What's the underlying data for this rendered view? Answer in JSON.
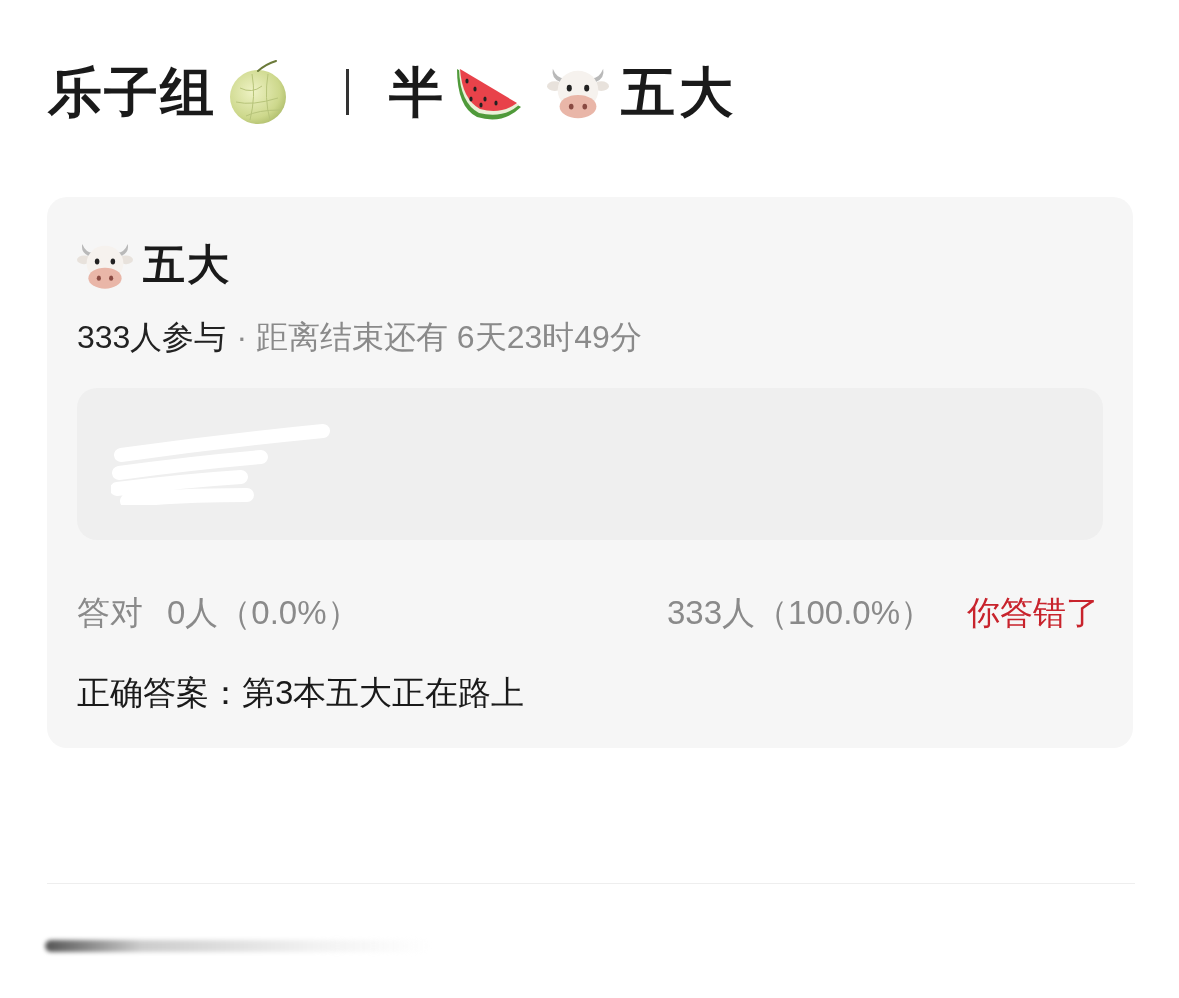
{
  "header": {
    "group_name": "乐子组",
    "subtitle": "半",
    "topic": "五大"
  },
  "quiz": {
    "title": "五大",
    "participants": "333人参与",
    "deadline": "· 距离结束还有 6天23时49分",
    "stats": {
      "correct_label": "答对",
      "correct_count": "0人（0.0%）",
      "wrong_count": "333人（100.0%）"
    },
    "result": {
      "text": "你答错了",
      "correct": false
    },
    "answer": "正确答案：第3本五大正在路上"
  }
}
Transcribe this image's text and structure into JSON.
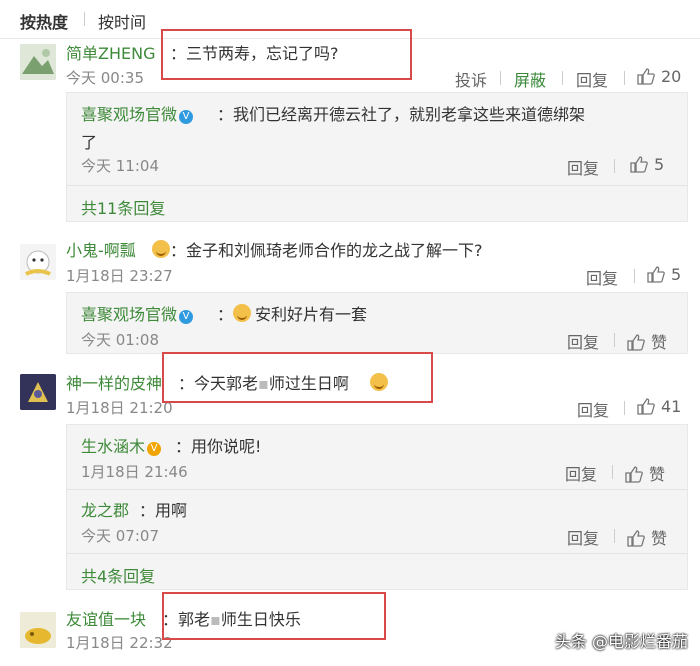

☆ ☆ ☆ ☆ ☆

→ Work to be completed
Without the pictures, output the full listing exactly as it stands.

→ Result of the task
What's the underlying data for this rendered view? Answer in JSON.
{
  "header": {
    "group_name": "乐子组",
    "subtitle": "半",
    "topic": "五大"
  },
  "quiz": {
    "title": "五大",
    "participants": "333人参与",
    "deadline": "· 距离结束还有 6天23时49分",
    "stats": {
      "correct_label": "答对",
      "correct_count": "0人（0.0%）",
      "wrong_count": "333人（100.0%）"
    },
    "result": {
      "text": "你答错了",
      "correct": false
    },
    "answer": "正确答案：第3本五大正在路上"
  }
}
Transcribe this image's text and structure into JSON.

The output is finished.